GIVEN TASK
Set down exactly the lines running from the line with "Parse this screenshot: output" to the end of the listing below, both ends included.

=-=-=-=-=

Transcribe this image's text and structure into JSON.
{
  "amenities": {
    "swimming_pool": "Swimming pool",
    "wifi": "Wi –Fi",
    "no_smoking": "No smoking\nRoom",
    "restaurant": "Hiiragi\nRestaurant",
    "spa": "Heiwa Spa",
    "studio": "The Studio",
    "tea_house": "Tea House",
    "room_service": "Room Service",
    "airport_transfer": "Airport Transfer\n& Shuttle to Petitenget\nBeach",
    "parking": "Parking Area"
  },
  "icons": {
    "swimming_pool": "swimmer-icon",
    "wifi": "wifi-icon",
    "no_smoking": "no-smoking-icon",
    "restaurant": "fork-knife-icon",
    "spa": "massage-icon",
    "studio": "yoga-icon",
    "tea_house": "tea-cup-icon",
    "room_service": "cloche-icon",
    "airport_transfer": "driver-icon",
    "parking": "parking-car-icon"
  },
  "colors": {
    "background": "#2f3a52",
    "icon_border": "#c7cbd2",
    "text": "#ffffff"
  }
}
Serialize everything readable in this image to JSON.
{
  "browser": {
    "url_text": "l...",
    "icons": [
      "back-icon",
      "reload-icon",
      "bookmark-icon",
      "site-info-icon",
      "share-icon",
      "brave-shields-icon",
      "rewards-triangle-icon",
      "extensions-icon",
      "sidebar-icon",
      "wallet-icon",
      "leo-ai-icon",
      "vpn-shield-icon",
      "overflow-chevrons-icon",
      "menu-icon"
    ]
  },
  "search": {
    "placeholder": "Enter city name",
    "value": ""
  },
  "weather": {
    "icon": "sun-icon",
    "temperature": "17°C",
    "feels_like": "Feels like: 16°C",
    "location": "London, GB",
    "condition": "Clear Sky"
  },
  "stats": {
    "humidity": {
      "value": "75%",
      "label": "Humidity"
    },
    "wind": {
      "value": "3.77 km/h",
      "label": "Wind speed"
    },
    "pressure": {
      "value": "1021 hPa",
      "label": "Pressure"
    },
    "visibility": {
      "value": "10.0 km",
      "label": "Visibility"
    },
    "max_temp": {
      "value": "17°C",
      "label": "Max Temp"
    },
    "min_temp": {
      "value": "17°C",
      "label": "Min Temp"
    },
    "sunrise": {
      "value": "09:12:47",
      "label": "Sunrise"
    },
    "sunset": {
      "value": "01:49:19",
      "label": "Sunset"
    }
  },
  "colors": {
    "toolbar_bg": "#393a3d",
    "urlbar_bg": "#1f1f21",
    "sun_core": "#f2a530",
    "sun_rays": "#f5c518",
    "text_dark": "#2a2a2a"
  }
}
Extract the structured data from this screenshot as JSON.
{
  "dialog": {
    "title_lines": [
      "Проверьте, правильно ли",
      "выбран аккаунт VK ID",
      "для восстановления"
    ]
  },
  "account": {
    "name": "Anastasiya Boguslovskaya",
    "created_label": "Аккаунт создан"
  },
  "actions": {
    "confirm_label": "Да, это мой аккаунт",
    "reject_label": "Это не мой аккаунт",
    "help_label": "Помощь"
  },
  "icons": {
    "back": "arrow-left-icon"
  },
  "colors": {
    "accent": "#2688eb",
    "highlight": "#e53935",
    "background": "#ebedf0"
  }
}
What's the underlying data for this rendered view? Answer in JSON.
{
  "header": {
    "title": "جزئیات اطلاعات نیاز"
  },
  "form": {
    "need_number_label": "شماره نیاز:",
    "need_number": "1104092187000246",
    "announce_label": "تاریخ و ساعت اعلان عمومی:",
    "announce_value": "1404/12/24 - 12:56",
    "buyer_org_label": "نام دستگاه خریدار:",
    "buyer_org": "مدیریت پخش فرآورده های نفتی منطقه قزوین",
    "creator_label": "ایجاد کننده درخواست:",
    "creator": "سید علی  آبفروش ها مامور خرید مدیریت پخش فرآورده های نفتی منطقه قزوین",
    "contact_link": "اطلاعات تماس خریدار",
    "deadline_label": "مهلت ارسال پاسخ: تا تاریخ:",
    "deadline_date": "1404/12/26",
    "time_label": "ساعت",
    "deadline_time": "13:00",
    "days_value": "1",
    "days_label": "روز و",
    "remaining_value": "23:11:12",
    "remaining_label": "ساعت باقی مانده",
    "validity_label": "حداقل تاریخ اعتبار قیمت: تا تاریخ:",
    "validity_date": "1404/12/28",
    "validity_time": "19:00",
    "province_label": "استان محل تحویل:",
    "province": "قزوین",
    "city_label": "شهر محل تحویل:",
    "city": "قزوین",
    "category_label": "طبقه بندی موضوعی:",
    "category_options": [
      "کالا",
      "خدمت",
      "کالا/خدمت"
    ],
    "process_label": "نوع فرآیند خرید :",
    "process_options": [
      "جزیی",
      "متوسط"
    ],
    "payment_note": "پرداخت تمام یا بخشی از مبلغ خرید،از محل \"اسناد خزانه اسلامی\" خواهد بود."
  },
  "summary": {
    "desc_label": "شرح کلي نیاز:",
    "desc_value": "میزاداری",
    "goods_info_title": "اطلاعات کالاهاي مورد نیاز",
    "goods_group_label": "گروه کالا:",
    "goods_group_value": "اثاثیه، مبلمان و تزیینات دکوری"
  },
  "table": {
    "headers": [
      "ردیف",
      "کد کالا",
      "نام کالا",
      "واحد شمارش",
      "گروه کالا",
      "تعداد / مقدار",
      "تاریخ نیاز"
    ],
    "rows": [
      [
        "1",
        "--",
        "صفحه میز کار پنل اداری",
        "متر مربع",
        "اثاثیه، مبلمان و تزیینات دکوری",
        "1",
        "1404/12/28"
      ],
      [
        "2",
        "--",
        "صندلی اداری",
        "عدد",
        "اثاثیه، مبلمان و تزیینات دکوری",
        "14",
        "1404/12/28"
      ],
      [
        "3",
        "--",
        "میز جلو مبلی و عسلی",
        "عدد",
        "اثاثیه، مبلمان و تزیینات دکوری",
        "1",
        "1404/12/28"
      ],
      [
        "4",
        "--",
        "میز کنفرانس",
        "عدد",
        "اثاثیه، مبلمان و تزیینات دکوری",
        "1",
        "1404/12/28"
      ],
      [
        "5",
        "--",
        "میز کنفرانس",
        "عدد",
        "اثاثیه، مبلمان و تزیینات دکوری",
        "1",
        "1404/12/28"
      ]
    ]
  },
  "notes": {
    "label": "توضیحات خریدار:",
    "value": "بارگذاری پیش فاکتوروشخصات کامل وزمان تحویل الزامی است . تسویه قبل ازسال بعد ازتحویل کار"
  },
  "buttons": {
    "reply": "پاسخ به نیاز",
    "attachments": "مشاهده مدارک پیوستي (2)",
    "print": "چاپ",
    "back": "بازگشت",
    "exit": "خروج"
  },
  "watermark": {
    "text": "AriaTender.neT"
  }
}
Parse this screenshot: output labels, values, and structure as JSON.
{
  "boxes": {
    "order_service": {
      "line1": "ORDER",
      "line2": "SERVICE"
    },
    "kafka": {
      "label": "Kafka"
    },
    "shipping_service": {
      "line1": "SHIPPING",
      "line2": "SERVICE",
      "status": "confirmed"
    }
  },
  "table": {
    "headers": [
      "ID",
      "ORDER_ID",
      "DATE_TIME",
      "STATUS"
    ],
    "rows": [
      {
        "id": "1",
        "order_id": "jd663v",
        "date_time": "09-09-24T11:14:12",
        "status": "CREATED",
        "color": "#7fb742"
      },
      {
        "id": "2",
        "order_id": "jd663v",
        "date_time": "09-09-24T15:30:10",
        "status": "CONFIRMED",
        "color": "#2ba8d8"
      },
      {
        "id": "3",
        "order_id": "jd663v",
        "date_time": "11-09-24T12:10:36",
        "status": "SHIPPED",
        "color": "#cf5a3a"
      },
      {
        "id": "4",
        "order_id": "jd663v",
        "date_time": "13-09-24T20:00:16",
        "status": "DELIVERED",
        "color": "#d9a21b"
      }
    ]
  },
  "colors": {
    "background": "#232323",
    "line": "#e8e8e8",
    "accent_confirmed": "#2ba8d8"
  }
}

=-=-=-=-=

TASK RESPONSE
Parse this screenshot: output labels, values, and structure as JSON.
{
  "boxes": {
    "order_service": {
      "line1": "ORDER",
      "line2": "SERVICE"
    },
    "kafka": {
      "label": "Kafka"
    },
    "shipping_service": {
      "line1": "SHIPPING",
      "line2": "SERVICE",
      "status": "confirmed"
    }
  },
  "table": {
    "headers": [
      "ID",
      "ORDER_ID",
      "DATE_TIME",
      "STATUS"
    ],
    "rows": [
      {
        "id": "1",
        "order_id": "jd663v",
        "date_time": "09-09-24T11:14:12",
        "status": "CREATED",
        "color": "#7fb742"
      },
      {
        "id": "2",
        "order_id": "jd663v",
        "date_time": "09-09-24T15:30:10",
        "status": "CONFIRMED",
        "color": "#2ba8d8"
      },
      {
        "id": "3",
        "order_id": "jd663v",
        "date_time": "11-09-24T12:10:36",
        "status": "SHIPPED",
        "color": "#cf5a3a"
      },
      {
        "id": "4",
        "order_id": "jd663v",
        "date_time": "13-09-24T20:00:16",
        "status": "DELIVERED",
        "color": "#d9a21b"
      }
    ]
  },
  "colors": {
    "background": "#232323",
    "line": "#e8e8e8",
    "accent_confirmed": "#2ba8d8"
  }
}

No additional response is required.